▶ **WHAT YOU WILL DO**: Check each line of the entries below for the string "content"; copy every line where it appears.

▶ **SUPPLIED INFORMATION**:
+++++

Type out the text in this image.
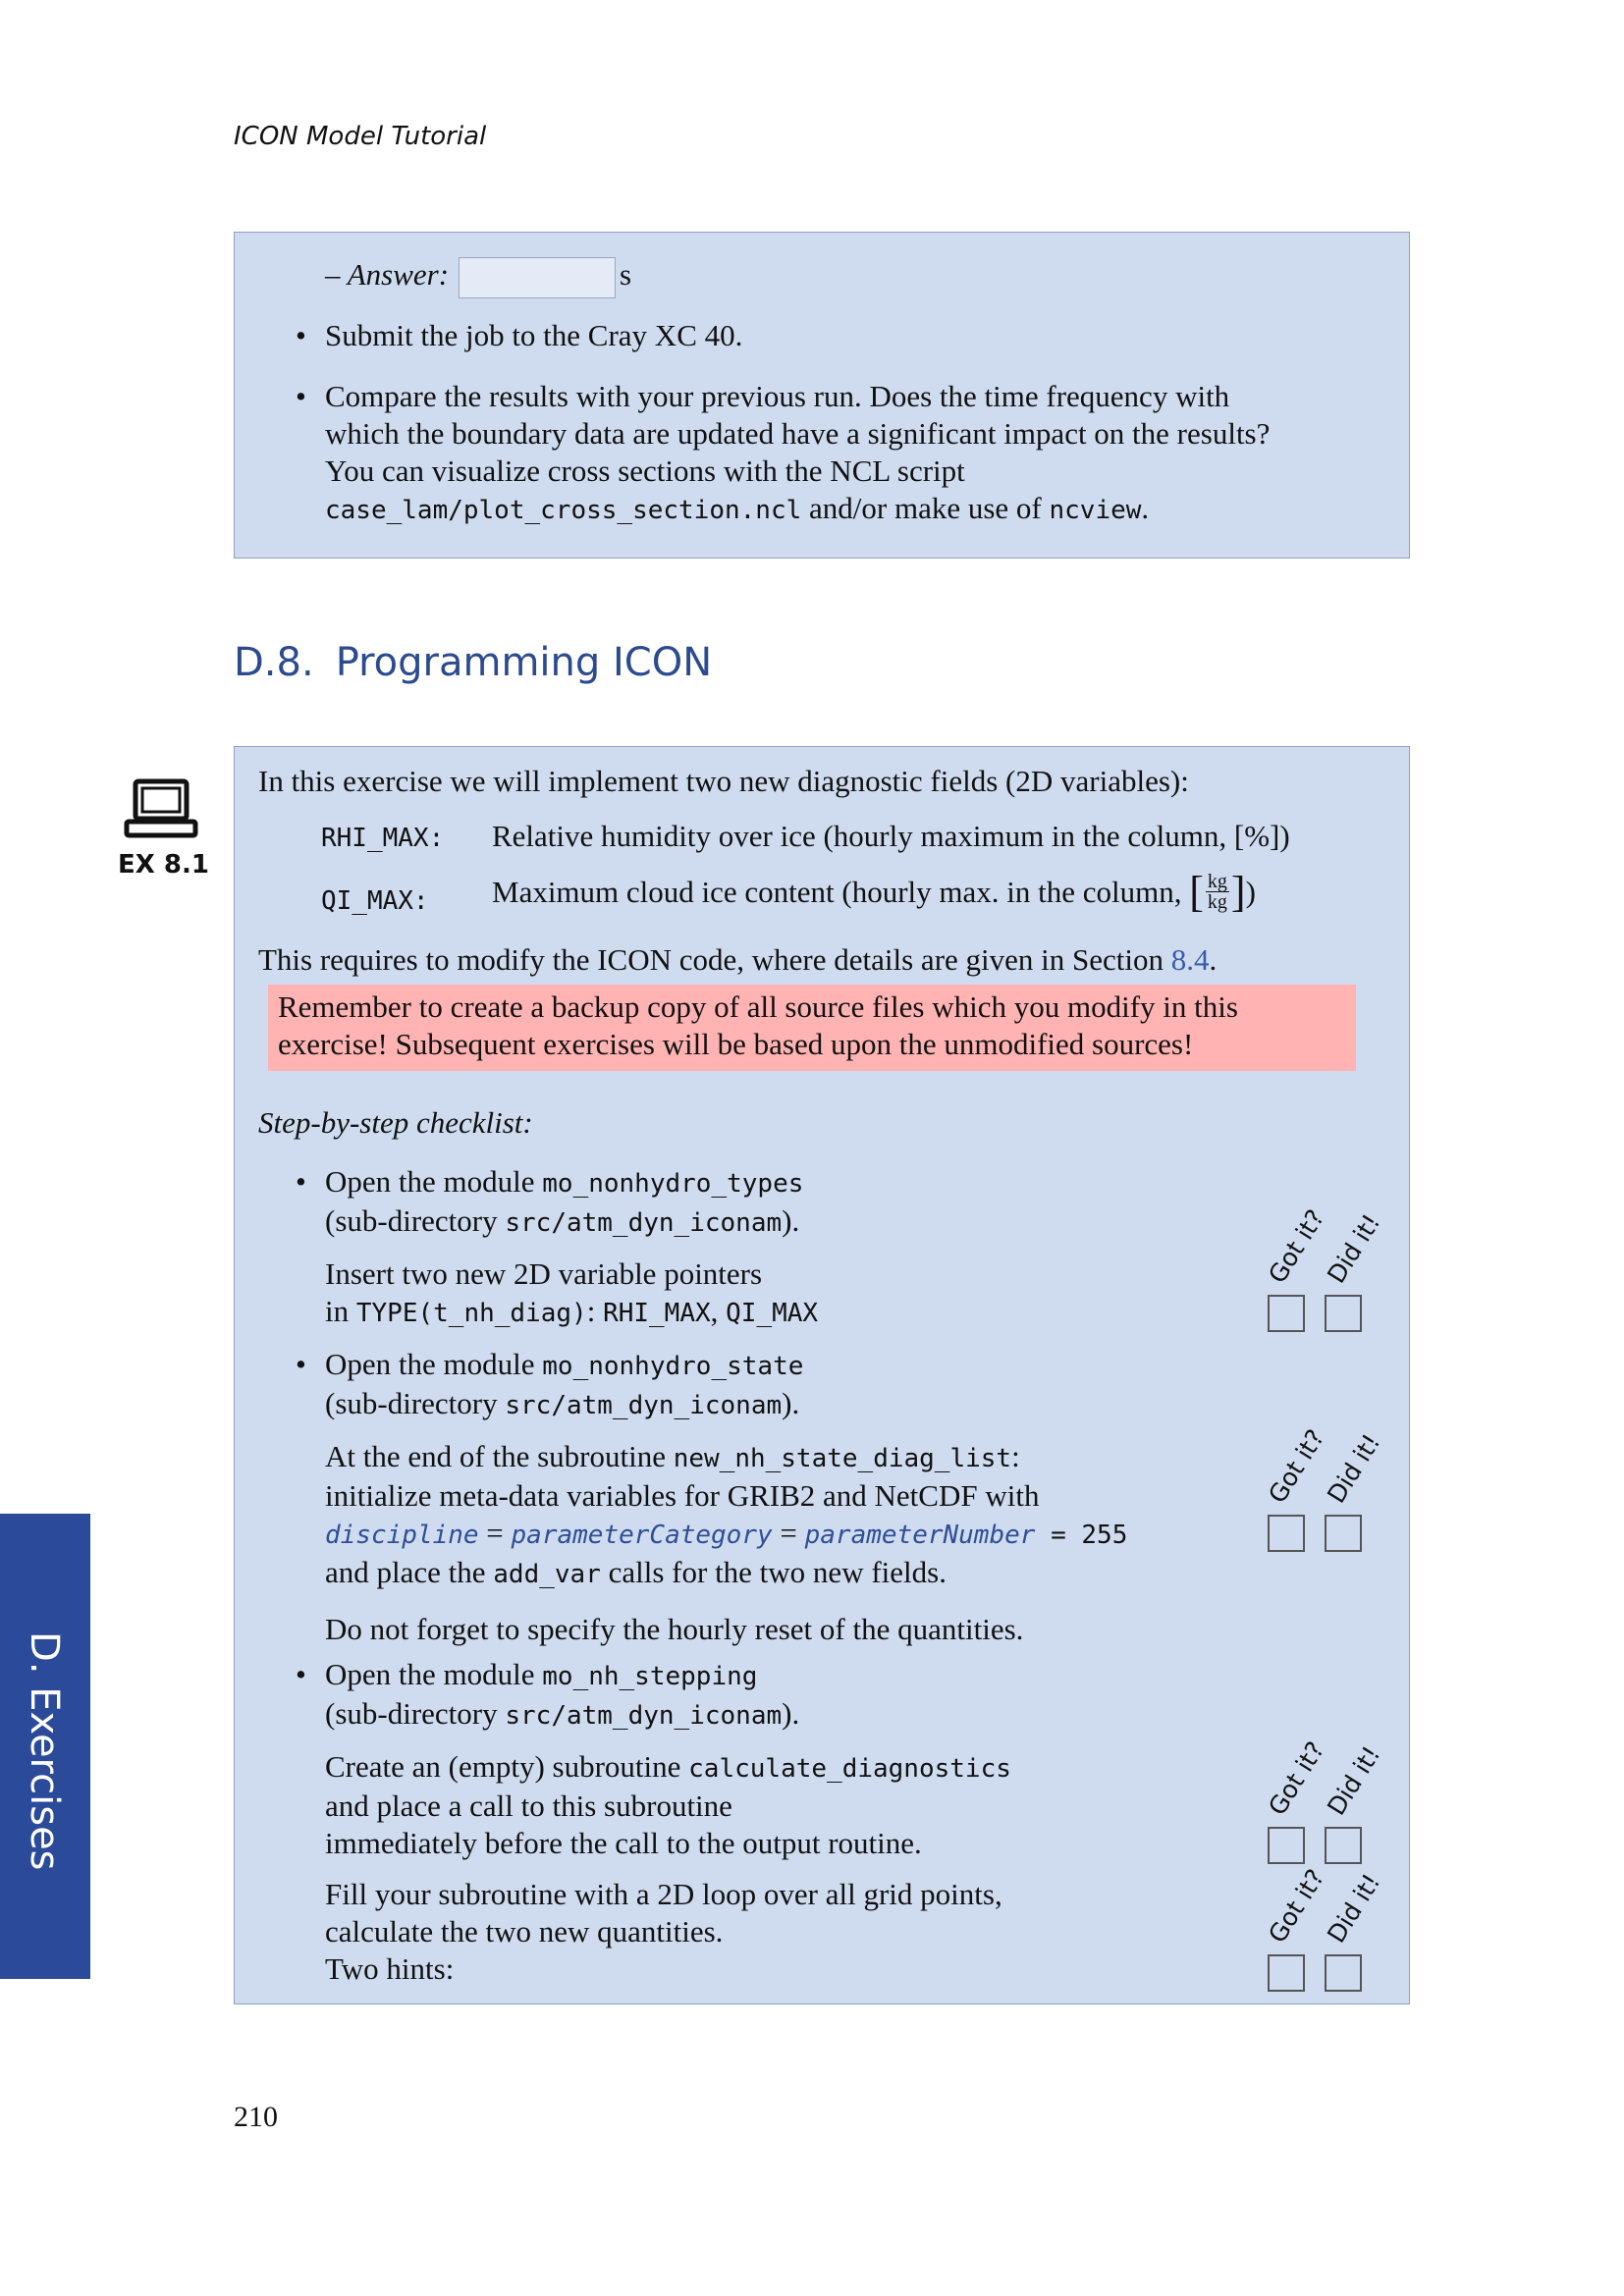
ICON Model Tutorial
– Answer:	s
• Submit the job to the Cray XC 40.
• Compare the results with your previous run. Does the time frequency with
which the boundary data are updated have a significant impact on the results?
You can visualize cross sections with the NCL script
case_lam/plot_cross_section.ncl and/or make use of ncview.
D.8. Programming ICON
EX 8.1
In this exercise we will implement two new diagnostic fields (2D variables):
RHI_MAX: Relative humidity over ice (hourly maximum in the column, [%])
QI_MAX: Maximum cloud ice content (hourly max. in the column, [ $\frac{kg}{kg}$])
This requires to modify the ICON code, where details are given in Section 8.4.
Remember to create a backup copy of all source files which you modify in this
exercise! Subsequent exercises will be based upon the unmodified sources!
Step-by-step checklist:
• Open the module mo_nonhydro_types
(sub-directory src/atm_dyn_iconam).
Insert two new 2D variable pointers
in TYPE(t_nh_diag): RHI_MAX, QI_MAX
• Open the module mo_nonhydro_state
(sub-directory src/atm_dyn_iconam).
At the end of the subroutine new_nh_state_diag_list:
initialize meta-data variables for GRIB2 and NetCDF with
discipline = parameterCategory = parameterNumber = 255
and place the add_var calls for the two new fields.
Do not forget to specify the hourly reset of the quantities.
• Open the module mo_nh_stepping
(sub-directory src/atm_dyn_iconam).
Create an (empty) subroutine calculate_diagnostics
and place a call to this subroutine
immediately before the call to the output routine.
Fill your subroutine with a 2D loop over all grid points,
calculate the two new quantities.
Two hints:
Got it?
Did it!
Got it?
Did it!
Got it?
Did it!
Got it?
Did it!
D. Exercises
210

+++++

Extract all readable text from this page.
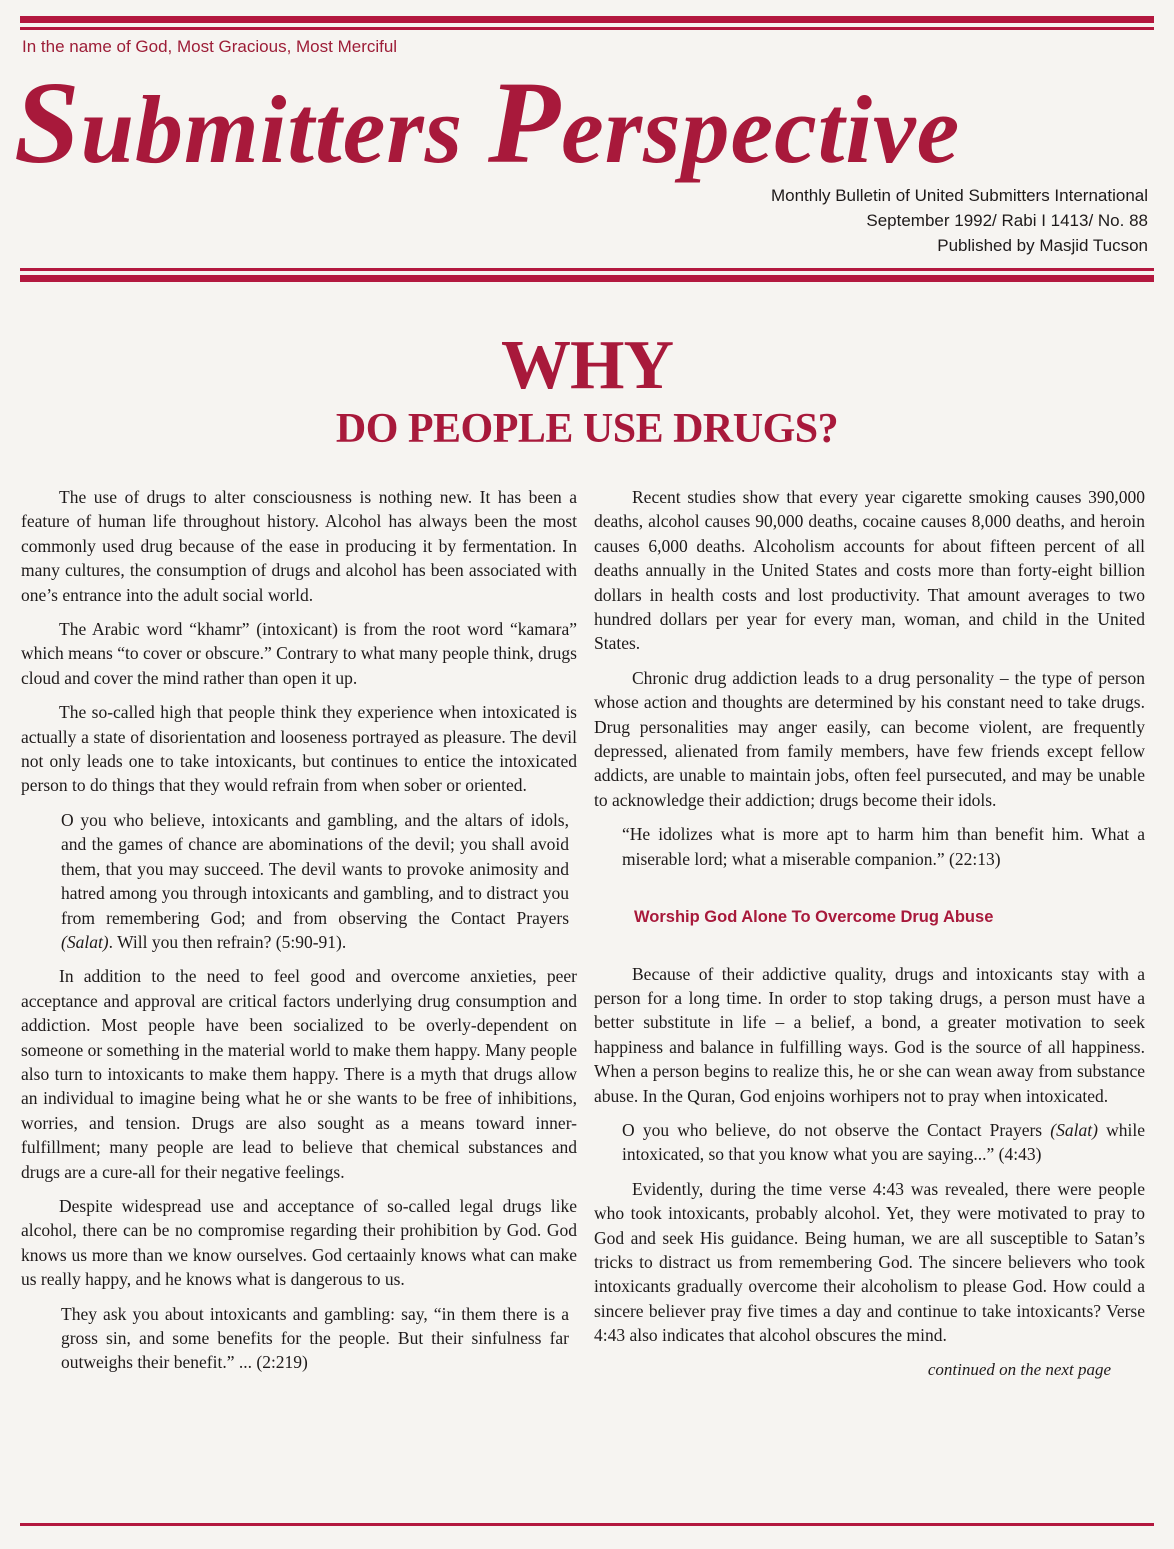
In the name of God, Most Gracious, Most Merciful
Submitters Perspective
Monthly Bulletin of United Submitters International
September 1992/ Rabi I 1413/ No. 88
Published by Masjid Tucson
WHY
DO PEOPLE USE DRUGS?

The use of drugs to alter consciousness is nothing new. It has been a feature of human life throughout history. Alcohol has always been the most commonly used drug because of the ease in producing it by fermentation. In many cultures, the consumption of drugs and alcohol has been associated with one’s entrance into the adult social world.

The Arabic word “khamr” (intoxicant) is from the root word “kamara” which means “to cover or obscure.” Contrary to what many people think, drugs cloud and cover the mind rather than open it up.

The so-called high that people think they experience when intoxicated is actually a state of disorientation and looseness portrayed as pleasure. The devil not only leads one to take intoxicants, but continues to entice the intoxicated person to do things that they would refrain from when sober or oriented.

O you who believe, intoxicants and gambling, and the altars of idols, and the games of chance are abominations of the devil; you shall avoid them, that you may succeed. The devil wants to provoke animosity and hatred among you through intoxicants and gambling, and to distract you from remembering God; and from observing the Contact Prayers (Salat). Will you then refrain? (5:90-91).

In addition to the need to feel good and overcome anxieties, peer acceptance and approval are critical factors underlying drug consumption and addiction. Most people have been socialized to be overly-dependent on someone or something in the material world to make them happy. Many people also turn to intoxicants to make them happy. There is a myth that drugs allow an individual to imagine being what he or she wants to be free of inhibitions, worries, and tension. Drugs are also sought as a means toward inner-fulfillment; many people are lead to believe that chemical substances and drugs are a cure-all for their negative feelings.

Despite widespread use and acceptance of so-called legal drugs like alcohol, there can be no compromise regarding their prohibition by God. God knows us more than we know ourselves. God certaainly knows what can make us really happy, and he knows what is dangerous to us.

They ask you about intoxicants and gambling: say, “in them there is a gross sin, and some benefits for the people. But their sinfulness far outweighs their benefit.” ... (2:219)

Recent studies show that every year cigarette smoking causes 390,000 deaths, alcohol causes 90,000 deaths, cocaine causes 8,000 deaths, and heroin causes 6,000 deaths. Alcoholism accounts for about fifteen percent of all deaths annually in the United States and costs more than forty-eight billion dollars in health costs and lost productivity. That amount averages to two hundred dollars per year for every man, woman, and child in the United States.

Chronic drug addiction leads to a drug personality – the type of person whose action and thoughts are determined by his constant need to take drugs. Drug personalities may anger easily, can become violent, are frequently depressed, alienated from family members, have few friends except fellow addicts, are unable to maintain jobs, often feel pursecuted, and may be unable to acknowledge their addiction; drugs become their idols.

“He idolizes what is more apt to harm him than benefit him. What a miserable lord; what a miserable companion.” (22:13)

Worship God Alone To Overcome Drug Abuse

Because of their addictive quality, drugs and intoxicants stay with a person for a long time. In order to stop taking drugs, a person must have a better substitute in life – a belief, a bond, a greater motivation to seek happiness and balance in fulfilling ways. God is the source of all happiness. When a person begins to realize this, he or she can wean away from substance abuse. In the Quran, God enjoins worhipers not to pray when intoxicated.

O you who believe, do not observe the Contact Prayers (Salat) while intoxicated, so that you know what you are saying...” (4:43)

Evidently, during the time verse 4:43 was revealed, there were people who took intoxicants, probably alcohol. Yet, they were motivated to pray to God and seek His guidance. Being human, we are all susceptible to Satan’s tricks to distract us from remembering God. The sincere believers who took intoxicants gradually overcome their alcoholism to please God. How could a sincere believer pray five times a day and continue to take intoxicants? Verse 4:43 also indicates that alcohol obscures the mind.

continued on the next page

+++++

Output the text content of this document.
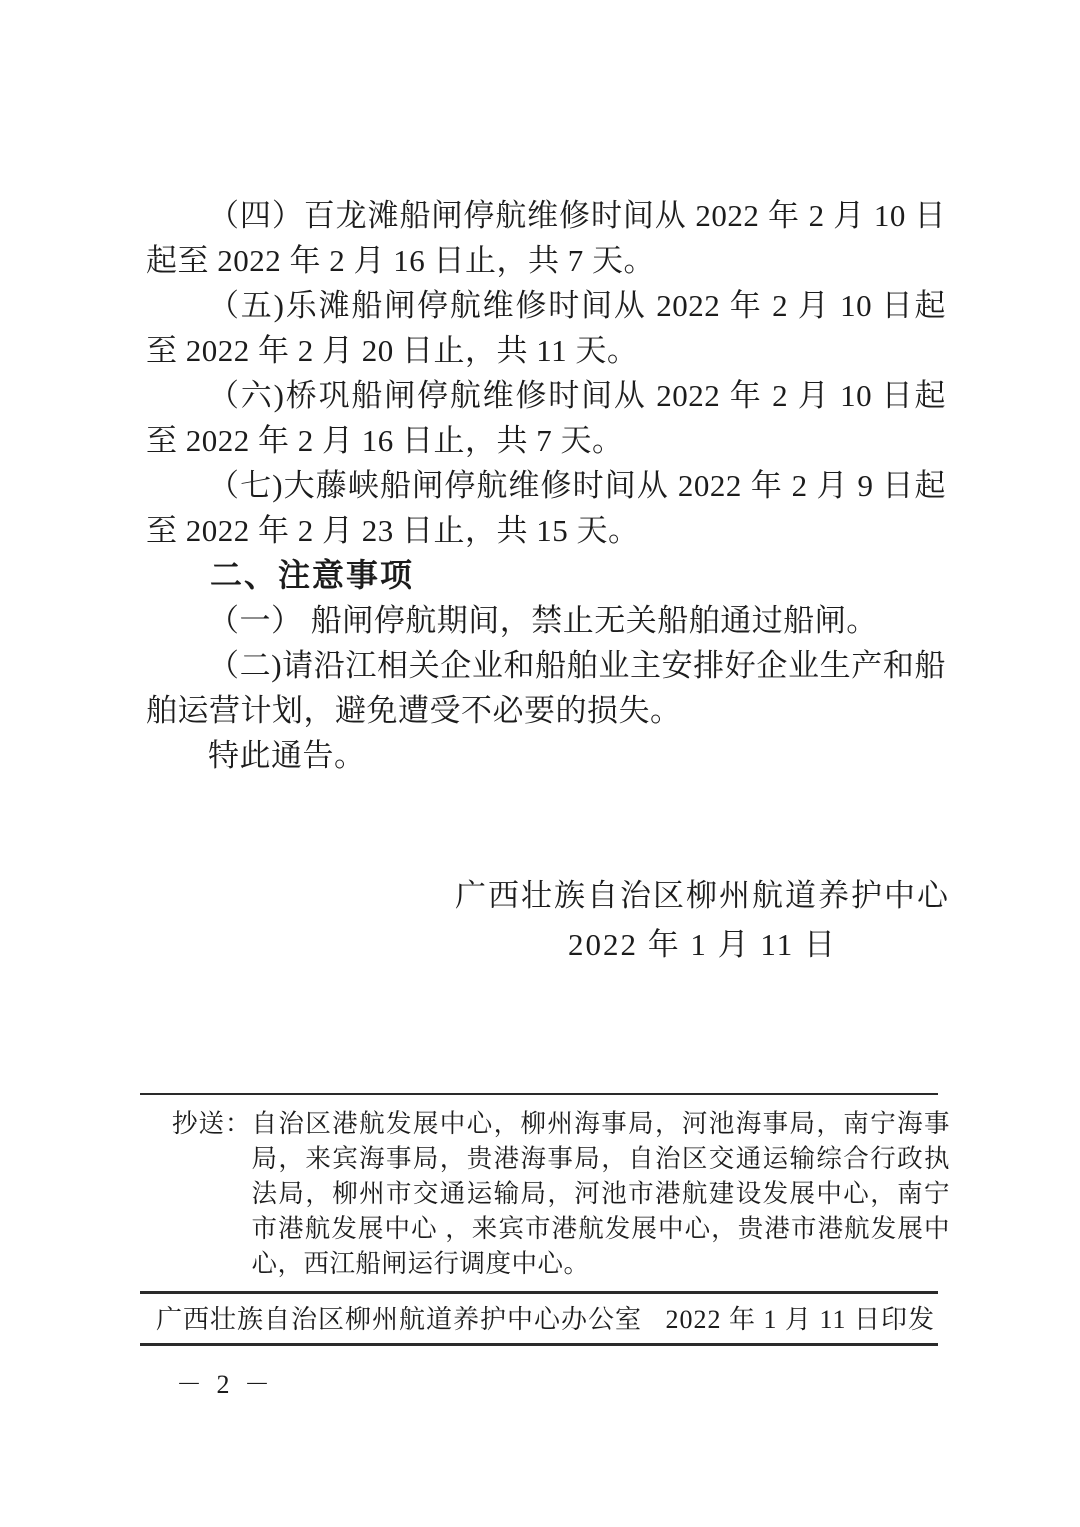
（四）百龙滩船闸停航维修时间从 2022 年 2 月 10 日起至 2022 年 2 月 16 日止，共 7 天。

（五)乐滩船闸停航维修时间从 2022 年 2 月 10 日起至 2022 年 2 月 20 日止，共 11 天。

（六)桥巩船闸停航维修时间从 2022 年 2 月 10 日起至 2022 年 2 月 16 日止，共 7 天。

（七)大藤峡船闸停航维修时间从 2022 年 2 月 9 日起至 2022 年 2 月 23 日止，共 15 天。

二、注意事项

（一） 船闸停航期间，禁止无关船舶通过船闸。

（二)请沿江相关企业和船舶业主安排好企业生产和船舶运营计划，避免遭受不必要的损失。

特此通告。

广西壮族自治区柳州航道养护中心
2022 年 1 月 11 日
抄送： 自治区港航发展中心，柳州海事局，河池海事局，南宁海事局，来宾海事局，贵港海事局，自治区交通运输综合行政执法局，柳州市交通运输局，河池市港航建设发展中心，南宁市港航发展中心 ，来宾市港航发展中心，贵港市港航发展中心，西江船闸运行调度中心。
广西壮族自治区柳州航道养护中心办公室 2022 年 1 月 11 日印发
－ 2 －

+++++

▶ **REPLY TO THE EXERCISE**:
QI_MAX: Maximum cloud ice content (hourly max. in the column, [ $\frac{kg}{kg}$])
Output the text content of this document.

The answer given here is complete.